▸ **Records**
▶

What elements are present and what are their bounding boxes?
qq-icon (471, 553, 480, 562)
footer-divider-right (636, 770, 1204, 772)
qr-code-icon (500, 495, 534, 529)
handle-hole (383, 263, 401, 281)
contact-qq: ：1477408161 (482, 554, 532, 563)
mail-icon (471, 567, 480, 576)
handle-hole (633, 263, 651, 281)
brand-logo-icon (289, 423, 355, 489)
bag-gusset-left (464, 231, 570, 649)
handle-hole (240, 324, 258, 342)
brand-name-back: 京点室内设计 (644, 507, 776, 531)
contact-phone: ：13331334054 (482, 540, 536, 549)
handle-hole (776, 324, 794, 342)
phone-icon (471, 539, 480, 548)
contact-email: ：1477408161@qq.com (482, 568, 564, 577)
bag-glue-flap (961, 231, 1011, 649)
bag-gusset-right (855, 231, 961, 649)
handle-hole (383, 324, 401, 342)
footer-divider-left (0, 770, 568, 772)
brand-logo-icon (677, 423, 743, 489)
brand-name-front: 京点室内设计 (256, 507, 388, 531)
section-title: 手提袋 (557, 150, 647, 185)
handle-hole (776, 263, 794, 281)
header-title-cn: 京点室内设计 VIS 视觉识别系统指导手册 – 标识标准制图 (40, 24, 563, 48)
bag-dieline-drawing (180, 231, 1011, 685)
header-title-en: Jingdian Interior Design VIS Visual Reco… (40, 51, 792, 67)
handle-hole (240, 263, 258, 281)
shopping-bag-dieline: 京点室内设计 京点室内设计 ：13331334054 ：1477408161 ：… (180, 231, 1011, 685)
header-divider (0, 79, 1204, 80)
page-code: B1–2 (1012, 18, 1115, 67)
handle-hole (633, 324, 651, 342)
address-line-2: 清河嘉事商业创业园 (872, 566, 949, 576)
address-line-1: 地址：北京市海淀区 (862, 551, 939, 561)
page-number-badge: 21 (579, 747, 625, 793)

◀

▸ **Required work**
Extract every one of the rows above, copying each line verbatim.

▸ **Result of the task**
What elements are present and what are their bounding boxes?
qq-icon (471, 553, 480, 562)
footer-divider-right (636, 770, 1204, 772)
qr-code-icon (500, 495, 534, 529)
handle-hole (383, 263, 401, 281)
contact-qq: ：1477408161 (482, 554, 532, 563)
mail-icon (471, 567, 480, 576)
handle-hole (633, 263, 651, 281)
brand-logo-icon (289, 423, 355, 489)
bag-gusset-left (464, 231, 570, 649)
handle-hole (240, 324, 258, 342)
brand-name-back: 京点室内设计 (644, 507, 776, 531)
contact-phone: ：13331334054 (482, 540, 536, 549)
handle-hole (776, 324, 794, 342)
phone-icon (471, 539, 480, 548)
contact-email: ：1477408161@qq.com (482, 568, 564, 577)
bag-glue-flap (961, 231, 1011, 649)
bag-gusset-right (855, 231, 961, 649)
handle-hole (383, 324, 401, 342)
footer-divider-left (0, 770, 568, 772)
brand-logo-icon (677, 423, 743, 489)
brand-name-front: 京点室内设计 (256, 507, 388, 531)
section-title: 手提袋 (557, 150, 647, 185)
handle-hole (776, 263, 794, 281)
header-title-cn: 京点室内设计 VIS 视觉识别系统指导手册 – 标识标准制图 (40, 24, 563, 48)
bag-dieline-drawing (180, 231, 1011, 685)
header-title-en: Jingdian Interior Design VIS Visual Reco… (40, 51, 792, 67)
handle-hole (240, 263, 258, 281)
shopping-bag-dieline: 京点室内设计 京点室内设计 ：13331334054 ：1477408161 ：… (180, 231, 1011, 685)
header-divider (0, 79, 1204, 80)
page-code: B1–2 (1012, 18, 1115, 67)
handle-hole (633, 324, 651, 342)
address-line-2: 清河嘉事商业创业园 (872, 566, 949, 576)
address-line-1: 地址：北京市海淀区 (862, 551, 939, 561)
page-number-badge: 21 (579, 747, 625, 793)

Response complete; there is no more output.